▶ [Extracted data]

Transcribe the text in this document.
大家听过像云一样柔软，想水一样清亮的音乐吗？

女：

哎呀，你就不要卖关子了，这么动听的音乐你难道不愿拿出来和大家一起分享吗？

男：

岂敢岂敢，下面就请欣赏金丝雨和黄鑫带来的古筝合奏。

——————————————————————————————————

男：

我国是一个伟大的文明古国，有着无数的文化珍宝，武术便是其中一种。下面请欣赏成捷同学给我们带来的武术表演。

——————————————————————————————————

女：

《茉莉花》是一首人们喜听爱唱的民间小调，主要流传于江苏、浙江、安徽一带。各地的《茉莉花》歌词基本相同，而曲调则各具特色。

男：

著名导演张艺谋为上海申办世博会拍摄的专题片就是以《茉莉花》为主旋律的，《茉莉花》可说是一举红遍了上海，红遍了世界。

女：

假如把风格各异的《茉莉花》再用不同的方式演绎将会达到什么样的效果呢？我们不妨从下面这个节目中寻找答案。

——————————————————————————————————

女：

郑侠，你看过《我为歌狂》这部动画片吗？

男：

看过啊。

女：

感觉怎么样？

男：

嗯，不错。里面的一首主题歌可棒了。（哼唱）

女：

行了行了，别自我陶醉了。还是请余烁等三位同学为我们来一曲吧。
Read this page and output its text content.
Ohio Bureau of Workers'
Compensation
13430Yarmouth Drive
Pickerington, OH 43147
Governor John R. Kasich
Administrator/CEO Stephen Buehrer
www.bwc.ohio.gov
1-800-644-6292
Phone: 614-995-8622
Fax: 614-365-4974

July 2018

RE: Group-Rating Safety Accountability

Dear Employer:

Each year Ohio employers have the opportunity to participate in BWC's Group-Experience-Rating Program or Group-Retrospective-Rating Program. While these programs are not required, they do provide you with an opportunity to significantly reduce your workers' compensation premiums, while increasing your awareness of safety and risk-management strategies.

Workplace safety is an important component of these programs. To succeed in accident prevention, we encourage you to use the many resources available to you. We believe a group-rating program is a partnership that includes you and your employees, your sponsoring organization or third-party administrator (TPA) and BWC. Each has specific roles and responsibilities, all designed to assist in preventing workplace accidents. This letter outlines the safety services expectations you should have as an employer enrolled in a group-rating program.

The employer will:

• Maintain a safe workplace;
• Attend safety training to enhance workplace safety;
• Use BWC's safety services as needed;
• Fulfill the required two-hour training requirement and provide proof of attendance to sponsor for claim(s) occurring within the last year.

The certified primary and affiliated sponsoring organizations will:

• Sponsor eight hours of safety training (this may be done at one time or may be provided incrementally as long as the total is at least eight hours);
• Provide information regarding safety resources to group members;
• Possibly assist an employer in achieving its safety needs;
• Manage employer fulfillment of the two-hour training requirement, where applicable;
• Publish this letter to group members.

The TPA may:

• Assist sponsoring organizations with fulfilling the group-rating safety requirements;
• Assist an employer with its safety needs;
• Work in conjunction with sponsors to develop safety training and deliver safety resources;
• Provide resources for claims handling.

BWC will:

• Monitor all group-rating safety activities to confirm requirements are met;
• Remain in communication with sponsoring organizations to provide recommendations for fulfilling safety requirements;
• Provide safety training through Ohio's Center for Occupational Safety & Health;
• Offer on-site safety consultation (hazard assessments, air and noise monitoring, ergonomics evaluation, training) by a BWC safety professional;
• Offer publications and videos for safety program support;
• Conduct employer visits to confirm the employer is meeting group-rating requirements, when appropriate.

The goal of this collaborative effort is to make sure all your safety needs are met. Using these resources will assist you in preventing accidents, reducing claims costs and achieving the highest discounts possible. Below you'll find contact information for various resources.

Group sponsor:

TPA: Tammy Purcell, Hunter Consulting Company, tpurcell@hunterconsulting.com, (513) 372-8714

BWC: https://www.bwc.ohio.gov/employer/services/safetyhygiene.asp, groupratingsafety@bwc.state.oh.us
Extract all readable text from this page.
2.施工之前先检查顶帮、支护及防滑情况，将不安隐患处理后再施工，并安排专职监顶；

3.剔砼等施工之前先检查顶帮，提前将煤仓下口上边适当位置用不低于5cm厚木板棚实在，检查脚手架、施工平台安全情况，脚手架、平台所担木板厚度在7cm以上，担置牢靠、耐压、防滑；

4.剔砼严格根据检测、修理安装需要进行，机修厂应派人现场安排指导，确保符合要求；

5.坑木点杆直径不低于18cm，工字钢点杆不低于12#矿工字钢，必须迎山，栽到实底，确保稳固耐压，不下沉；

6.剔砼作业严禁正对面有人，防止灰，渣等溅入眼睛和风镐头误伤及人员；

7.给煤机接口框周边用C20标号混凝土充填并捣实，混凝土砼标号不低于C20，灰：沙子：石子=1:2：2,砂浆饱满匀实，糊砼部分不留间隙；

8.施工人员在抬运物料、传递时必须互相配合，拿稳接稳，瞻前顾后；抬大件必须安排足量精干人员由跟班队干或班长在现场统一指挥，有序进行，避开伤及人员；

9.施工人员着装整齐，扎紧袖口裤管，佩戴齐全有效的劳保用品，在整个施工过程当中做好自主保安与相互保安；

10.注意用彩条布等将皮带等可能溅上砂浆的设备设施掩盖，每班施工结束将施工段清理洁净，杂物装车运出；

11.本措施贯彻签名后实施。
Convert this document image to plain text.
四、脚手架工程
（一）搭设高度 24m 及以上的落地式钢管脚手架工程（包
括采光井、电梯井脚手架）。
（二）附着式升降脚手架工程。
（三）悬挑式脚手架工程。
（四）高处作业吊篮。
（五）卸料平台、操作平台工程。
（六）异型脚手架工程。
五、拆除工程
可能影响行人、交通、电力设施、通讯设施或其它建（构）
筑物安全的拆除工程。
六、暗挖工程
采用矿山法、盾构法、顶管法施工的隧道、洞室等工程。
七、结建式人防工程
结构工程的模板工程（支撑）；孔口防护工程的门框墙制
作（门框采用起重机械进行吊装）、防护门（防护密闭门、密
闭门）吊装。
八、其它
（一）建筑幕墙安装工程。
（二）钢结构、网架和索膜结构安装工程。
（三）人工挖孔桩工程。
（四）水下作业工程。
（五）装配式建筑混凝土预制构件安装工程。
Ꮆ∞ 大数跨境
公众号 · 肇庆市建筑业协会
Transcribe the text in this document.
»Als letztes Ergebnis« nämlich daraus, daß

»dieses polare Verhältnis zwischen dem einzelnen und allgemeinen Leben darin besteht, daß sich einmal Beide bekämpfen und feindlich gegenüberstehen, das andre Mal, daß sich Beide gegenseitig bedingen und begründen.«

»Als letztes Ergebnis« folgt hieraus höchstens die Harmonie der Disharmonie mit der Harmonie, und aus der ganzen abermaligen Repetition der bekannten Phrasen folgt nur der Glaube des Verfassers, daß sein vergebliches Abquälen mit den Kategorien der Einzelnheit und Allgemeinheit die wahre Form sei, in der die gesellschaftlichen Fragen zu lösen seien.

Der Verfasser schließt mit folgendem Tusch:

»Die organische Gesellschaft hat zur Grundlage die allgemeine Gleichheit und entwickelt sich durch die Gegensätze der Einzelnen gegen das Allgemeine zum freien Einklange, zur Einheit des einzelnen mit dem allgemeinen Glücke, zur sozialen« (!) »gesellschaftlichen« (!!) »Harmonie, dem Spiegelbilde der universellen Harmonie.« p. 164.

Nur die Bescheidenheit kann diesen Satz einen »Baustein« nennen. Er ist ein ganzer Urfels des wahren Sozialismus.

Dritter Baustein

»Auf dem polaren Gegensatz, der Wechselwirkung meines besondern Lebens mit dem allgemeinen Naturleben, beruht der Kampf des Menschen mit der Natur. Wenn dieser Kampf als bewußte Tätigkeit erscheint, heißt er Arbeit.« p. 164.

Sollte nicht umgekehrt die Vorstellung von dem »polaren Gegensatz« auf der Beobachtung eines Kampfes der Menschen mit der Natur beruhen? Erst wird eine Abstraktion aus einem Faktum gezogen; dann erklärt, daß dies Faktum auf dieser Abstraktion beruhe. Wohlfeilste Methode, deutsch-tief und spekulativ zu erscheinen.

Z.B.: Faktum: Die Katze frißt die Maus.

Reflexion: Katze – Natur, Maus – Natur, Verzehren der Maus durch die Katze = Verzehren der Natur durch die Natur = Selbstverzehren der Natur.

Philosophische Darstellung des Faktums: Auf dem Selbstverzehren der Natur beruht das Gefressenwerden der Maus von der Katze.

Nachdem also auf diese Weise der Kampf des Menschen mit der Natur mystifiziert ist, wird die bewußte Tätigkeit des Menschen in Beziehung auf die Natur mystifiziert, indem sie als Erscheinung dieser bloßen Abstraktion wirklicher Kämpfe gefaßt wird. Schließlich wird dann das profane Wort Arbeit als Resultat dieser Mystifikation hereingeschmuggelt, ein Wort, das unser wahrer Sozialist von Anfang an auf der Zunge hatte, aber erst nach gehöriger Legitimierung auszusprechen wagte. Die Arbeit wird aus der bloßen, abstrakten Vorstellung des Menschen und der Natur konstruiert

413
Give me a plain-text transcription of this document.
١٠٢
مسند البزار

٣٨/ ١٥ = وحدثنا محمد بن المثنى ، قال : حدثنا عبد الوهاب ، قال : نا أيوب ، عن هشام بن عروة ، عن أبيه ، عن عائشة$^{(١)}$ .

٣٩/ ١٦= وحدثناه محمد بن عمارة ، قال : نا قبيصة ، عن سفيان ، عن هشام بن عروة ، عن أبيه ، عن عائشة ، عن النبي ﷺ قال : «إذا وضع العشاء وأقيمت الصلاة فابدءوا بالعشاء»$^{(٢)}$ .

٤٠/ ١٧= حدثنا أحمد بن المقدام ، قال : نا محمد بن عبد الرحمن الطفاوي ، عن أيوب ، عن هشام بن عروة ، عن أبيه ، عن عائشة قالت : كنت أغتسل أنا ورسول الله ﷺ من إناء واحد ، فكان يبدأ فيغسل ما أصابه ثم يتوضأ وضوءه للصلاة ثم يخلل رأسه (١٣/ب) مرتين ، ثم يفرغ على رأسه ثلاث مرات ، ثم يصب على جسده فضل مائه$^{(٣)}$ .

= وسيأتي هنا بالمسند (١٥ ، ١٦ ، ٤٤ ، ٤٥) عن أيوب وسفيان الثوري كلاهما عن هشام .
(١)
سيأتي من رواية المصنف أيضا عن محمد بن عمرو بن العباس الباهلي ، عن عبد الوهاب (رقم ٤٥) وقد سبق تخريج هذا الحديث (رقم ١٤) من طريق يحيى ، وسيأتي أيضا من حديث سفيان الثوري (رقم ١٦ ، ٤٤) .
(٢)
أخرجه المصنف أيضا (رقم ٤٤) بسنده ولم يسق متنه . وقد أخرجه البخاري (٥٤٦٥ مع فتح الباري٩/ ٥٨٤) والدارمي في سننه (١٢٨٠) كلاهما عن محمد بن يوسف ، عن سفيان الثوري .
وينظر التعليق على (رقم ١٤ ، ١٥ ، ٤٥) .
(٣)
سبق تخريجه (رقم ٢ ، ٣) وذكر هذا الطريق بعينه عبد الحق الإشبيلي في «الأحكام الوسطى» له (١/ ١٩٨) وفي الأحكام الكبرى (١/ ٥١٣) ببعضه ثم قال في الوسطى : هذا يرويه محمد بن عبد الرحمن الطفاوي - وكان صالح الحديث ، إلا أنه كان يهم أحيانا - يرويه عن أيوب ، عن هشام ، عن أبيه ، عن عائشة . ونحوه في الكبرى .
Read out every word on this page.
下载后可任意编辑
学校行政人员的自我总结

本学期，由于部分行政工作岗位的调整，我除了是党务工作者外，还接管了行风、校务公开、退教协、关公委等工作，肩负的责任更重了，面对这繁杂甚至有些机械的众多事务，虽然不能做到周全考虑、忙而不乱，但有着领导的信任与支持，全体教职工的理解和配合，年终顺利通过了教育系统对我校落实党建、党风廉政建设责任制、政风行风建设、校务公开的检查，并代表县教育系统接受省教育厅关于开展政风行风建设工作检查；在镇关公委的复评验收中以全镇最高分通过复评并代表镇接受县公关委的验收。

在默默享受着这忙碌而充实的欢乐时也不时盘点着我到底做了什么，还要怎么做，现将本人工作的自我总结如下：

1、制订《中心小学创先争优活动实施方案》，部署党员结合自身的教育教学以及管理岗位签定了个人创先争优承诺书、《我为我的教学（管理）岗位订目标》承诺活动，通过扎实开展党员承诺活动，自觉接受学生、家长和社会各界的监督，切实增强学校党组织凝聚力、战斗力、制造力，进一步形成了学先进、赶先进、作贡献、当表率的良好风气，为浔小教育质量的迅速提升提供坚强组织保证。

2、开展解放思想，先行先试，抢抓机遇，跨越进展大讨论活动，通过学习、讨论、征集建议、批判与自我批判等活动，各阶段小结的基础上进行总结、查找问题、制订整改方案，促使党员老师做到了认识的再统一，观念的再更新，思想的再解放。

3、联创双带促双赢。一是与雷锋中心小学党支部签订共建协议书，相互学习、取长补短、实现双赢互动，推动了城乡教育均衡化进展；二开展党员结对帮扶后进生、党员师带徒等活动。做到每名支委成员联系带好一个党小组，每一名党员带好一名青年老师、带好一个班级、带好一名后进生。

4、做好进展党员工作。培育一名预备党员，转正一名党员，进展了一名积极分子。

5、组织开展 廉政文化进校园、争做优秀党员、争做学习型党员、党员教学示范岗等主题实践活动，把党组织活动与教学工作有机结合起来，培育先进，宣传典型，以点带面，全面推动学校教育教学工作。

▶ [Task instructions] Return the number of lines that include the word "هشام", and nothing else.

▶ [Answer below] 5